Required work ▸ From the listing below, select every line where the word "προσωπικό" appears.

##### Information given #####

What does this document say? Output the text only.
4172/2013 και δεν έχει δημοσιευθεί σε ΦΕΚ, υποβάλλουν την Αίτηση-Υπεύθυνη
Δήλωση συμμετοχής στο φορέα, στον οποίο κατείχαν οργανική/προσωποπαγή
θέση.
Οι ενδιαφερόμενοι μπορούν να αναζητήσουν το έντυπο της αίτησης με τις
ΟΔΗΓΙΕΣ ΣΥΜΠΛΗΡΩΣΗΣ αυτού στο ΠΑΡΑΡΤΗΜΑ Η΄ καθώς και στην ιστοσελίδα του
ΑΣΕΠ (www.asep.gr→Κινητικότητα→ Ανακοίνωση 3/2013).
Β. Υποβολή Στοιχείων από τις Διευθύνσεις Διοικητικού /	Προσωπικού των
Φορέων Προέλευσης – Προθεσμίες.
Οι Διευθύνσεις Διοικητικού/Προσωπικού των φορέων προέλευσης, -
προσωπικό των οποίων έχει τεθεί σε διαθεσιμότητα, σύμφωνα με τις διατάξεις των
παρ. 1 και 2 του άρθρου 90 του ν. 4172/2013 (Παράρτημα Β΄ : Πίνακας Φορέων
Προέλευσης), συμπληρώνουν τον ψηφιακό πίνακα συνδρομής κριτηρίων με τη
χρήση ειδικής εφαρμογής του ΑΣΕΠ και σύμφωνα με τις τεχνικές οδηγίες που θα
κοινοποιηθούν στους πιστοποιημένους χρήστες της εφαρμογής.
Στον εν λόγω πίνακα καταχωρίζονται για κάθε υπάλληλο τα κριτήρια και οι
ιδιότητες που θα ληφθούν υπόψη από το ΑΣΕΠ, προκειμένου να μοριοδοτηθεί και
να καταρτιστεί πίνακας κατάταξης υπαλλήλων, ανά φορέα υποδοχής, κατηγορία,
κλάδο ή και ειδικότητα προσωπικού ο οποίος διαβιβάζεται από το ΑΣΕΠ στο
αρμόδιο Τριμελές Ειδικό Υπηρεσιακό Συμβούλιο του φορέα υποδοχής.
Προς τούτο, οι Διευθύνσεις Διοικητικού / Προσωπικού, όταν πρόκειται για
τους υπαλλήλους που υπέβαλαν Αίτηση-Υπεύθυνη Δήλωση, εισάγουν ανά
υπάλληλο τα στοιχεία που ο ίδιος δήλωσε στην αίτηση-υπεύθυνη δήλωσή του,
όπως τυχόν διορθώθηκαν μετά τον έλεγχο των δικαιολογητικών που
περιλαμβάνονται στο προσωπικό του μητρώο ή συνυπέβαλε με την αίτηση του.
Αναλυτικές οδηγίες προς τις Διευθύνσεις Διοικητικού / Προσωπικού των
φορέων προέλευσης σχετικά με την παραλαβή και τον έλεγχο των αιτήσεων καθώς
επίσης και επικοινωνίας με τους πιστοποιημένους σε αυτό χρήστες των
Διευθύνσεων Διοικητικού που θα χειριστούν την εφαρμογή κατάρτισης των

#####

The result ▸
προσωπικό των οποίων έχει τεθεί σε διαθεσιμότητα, σύμφωνα με τις διατάξεις των
περιλαμβάνονται στο προσωπικό του μητρώο ή συνυπέβαλε με την αίτηση του.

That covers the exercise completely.